-- START OF Data --

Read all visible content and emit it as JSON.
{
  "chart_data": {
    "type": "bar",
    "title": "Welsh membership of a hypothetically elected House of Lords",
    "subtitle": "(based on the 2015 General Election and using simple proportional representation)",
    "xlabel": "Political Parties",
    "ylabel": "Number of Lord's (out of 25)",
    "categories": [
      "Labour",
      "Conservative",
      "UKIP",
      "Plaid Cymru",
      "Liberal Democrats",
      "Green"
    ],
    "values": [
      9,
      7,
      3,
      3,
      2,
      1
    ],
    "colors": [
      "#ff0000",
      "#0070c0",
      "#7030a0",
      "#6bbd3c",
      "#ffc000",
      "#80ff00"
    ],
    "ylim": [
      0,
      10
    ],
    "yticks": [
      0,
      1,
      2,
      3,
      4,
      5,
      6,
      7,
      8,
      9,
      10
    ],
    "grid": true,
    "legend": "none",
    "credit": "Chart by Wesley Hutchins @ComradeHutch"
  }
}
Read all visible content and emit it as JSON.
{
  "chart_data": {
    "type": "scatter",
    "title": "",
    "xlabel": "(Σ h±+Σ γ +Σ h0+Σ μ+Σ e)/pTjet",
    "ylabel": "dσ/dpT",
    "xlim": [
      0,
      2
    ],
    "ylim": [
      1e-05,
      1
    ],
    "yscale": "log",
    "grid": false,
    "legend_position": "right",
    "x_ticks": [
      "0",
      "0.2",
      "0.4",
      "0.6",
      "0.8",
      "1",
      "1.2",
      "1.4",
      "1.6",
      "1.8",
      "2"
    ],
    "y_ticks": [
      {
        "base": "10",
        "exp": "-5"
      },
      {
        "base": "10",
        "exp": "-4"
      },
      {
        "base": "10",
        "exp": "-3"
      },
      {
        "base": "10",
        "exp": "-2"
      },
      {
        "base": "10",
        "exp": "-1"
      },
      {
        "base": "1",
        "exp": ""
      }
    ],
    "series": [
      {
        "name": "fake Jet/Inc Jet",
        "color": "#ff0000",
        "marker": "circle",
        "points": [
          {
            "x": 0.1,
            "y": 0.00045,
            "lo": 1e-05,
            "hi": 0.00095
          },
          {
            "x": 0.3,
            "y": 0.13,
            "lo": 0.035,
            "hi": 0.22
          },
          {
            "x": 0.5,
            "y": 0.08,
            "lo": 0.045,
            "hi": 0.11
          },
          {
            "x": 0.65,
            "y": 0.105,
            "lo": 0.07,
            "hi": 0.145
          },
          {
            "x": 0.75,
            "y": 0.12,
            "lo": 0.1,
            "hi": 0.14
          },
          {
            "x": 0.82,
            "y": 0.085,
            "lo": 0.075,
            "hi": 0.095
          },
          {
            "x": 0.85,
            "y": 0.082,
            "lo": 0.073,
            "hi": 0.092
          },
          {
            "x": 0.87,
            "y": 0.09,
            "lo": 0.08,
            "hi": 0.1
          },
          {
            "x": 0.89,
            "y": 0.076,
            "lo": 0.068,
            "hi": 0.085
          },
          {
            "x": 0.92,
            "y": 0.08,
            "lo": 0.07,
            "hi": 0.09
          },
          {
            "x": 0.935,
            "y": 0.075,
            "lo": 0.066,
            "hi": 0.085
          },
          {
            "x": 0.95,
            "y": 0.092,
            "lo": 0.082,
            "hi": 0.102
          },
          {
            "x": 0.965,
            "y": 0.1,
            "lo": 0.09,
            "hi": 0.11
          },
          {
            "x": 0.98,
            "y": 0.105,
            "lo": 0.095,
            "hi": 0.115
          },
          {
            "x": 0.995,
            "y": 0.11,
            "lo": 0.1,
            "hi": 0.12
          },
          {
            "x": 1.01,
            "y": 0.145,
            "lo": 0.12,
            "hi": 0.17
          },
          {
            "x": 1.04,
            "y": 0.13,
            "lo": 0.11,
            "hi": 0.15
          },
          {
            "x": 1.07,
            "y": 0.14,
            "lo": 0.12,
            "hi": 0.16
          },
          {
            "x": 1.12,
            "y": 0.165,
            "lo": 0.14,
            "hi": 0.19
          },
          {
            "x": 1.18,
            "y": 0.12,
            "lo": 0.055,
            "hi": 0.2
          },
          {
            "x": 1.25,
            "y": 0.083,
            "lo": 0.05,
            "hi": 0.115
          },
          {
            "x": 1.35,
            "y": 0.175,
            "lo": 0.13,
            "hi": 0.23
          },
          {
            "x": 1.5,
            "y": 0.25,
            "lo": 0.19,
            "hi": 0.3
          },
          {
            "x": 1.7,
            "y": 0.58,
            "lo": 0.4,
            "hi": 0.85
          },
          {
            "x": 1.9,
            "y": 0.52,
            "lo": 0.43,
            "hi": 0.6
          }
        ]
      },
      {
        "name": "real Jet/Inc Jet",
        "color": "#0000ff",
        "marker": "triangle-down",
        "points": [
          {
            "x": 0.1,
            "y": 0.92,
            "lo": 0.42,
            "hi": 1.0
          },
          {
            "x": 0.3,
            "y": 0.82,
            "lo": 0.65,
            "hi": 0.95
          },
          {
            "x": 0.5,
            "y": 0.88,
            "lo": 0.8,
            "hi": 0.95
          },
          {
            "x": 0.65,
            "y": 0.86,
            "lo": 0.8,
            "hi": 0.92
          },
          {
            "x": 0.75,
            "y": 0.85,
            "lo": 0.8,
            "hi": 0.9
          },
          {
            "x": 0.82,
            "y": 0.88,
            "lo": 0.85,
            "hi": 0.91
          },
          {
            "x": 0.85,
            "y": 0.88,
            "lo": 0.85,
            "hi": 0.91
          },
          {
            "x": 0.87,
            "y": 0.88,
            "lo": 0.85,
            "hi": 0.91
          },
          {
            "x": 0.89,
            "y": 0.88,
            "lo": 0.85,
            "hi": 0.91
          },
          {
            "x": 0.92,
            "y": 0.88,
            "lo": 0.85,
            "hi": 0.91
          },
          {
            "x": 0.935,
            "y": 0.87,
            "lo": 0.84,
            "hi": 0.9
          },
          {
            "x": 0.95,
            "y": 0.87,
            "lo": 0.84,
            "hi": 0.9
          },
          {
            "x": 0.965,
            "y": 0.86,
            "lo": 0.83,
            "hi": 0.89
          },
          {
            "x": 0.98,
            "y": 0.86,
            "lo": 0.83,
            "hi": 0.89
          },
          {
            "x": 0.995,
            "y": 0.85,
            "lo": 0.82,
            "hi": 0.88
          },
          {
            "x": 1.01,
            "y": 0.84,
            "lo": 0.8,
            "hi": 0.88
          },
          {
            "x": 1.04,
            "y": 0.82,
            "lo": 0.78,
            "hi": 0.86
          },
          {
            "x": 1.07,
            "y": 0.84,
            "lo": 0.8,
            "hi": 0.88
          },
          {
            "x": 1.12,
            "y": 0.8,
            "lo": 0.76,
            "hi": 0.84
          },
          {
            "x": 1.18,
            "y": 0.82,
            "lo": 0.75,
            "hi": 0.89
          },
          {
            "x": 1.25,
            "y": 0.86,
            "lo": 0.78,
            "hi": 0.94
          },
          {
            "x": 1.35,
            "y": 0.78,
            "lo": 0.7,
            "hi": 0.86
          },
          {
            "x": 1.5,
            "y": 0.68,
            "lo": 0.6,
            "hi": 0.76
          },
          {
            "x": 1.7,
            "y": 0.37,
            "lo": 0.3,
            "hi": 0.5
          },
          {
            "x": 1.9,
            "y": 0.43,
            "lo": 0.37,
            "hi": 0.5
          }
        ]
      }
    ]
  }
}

-- END OF Data --

Reproduce the listing above verbatim, from first line to last.

**Result of the task**
Read all visible content and emit it as JSON.
{
  "chart_data": {
    "type": "bar",
    "title": "Welsh membership of a hypothetically elected House of Lords",
    "subtitle": "(based on the 2015 General Election and using simple proportional representation)",
    "xlabel": "Political Parties",
    "ylabel": "Number of Lord's (out of 25)",
    "categories": [
      "Labour",
      "Conservative",
      "UKIP",
      "Plaid Cymru",
      "Liberal Democrats",
      "Green"
    ],
    "values": [
      9,
      7,
      3,
      3,
      2,
      1
    ],
    "colors": [
      "#ff0000",
      "#0070c0",
      "#7030a0",
      "#6bbd3c",
      "#ffc000",
      "#80ff00"
    ],
    "ylim": [
      0,
      10
    ],
    "yticks": [
      0,
      1,
      2,
      3,
      4,
      5,
      6,
      7,
      8,
      9,
      10
    ],
    "grid": true,
    "legend": "none",
    "credit": "Chart by Wesley Hutchins @ComradeHutch"
  }
}
Read all visible content and emit it as JSON.
{
  "chart_data": {
    "type": "scatter",
    "title": "",
    "xlabel": "(Σ h±+Σ γ +Σ h0+Σ μ+Σ e)/pTjet",
    "ylabel": "dσ/dpT",
    "xlim": [
      0,
      2
    ],
    "ylim": [
      1e-05,
      1
    ],
    "yscale": "log",
    "grid": false,
    "legend_position": "right",
    "x_ticks": [
      "0",
      "0.2",
      "0.4",
      "0.6",
      "0.8",
      "1",
      "1.2",
      "1.4",
      "1.6",
      "1.8",
      "2"
    ],
    "y_ticks": [
      {
        "base": "10",
        "exp": "-5"
      },
      {
        "base": "10",
        "exp": "-4"
      },
      {
        "base": "10",
        "exp": "-3"
      },
      {
        "base": "10",
        "exp": "-2"
      },
      {
        "base": "10",
        "exp": "-1"
      },
      {
        "base": "1",
        "exp": ""
      }
    ],
    "series": [
      {
        "name": "fake Jet/Inc Jet",
        "color": "#ff0000",
        "marker": "circle",
        "points": [
          {
            "x": 0.1,
            "y": 0.00045,
            "lo": 1e-05,
            "hi": 0.00095
          },
          {
            "x": 0.3,
            "y": 0.13,
            "lo": 0.035,
            "hi": 0.22
          },
          {
            "x": 0.5,
            "y": 0.08,
            "lo": 0.045,
            "hi": 0.11
          },
          {
            "x": 0.65,
            "y": 0.105,
            "lo": 0.07,
            "hi": 0.145
          },
          {
            "x": 0.75,
            "y": 0.12,
            "lo": 0.1,
            "hi": 0.14
          },
          {
            "x": 0.82,
            "y": 0.085,
            "lo": 0.075,
            "hi": 0.095
          },
          {
            "x": 0.85,
            "y": 0.082,
            "lo": 0.073,
            "hi": 0.092
          },
          {
            "x": 0.87,
            "y": 0.09,
            "lo": 0.08,
            "hi": 0.1
          },
          {
            "x": 0.89,
            "y": 0.076,
            "lo": 0.068,
            "hi": 0.085
          },
          {
            "x": 0.92,
            "y": 0.08,
            "lo": 0.07,
            "hi": 0.09
          },
          {
            "x": 0.935,
            "y": 0.075,
            "lo": 0.066,
            "hi": 0.085
          },
          {
            "x": 0.95,
            "y": 0.092,
            "lo": 0.082,
            "hi": 0.102
          },
          {
            "x": 0.965,
            "y": 0.1,
            "lo": 0.09,
            "hi": 0.11
          },
          {
            "x": 0.98,
            "y": 0.105,
            "lo": 0.095,
            "hi": 0.115
          },
          {
            "x": 0.995,
            "y": 0.11,
            "lo": 0.1,
            "hi": 0.12
          },
          {
            "x": 1.01,
            "y": 0.145,
            "lo": 0.12,
            "hi": 0.17
          },
          {
            "x": 1.04,
            "y": 0.13,
            "lo": 0.11,
            "hi": 0.15
          },
          {
            "x": 1.07,
            "y": 0.14,
            "lo": 0.12,
            "hi": 0.16
          },
          {
            "x": 1.12,
            "y": 0.165,
            "lo": 0.14,
            "hi": 0.19
          },
          {
            "x": 1.18,
            "y": 0.12,
            "lo": 0.055,
            "hi": 0.2
          },
          {
            "x": 1.25,
            "y": 0.083,
            "lo": 0.05,
            "hi": 0.115
          },
          {
            "x": 1.35,
            "y": 0.175,
            "lo": 0.13,
            "hi": 0.23
          },
          {
            "x": 1.5,
            "y": 0.25,
            "lo": 0.19,
            "hi": 0.3
          },
          {
            "x": 1.7,
            "y": 0.58,
            "lo": 0.4,
            "hi": 0.85
          },
          {
            "x": 1.9,
            "y": 0.52,
            "lo": 0.43,
            "hi": 0.6
          }
        ]
      },
      {
        "name": "real Jet/Inc Jet",
        "color": "#0000ff",
        "marker": "triangle-down",
        "points": [
          {
            "x": 0.1,
            "y": 0.92,
            "lo": 0.42,
            "hi": 1.0
          },
          {
            "x": 0.3,
            "y": 0.82,
            "lo": 0.65,
            "hi": 0.95
          },
          {
            "x": 0.5,
            "y": 0.88,
            "lo": 0.8,
            "hi": 0.95
          },
          {
            "x": 0.65,
            "y": 0.86,
            "lo": 0.8,
            "hi": 0.92
          },
          {
            "x": 0.75,
            "y": 0.85,
            "lo": 0.8,
            "hi": 0.9
          },
          {
            "x": 0.82,
            "y": 0.88,
            "lo": 0.85,
            "hi": 0.91
          },
          {
            "x": 0.85,
            "y": 0.88,
            "lo": 0.85,
            "hi": 0.91
          },
          {
            "x": 0.87,
            "y": 0.88,
            "lo": 0.85,
            "hi": 0.91
          },
          {
            "x": 0.89,
            "y": 0.88,
            "lo": 0.85,
            "hi": 0.91
          },
          {
            "x": 0.92,
            "y": 0.88,
            "lo": 0.85,
            "hi": 0.91
          },
          {
            "x": 0.935,
            "y": 0.87,
            "lo": 0.84,
            "hi": 0.9
          },
          {
            "x": 0.95,
            "y": 0.87,
            "lo": 0.84,
            "hi": 0.9
          },
          {
            "x": 0.965,
            "y": 0.86,
            "lo": 0.83,
            "hi": 0.89
          },
          {
            "x": 0.98,
            "y": 0.86,
            "lo": 0.83,
            "hi": 0.89
          },
          {
            "x": 0.995,
            "y": 0.85,
            "lo": 0.82,
            "hi": 0.88
          },
          {
            "x": 1.01,
            "y": 0.84,
            "lo": 0.8,
            "hi": 0.88
          },
          {
            "x": 1.04,
            "y": 0.82,
            "lo": 0.78,
            "hi": 0.86
          },
          {
            "x": 1.07,
            "y": 0.84,
            "lo": 0.8,
            "hi": 0.88
          },
          {
            "x": 1.12,
            "y": 0.8,
            "lo": 0.76,
            "hi": 0.84
          },
          {
            "x": 1.18,
            "y": 0.82,
            "lo": 0.75,
            "hi": 0.89
          },
          {
            "x": 1.25,
            "y": 0.86,
            "lo": 0.78,
            "hi": 0.94
          },
          {
            "x": 1.35,
            "y": 0.78,
            "lo": 0.7,
            "hi": 0.86
          },
          {
            "x": 1.5,
            "y": 0.68,
            "lo": 0.6,
            "hi": 0.76
          },
          {
            "x": 1.7,
            "y": 0.37,
            "lo": 0.3,
            "hi": 0.5
          },
          {
            "x": 1.9,
            "y": 0.43,
            "lo": 0.37,
            "hi": 0.5
          }
        ]
      }
    ]
  }
}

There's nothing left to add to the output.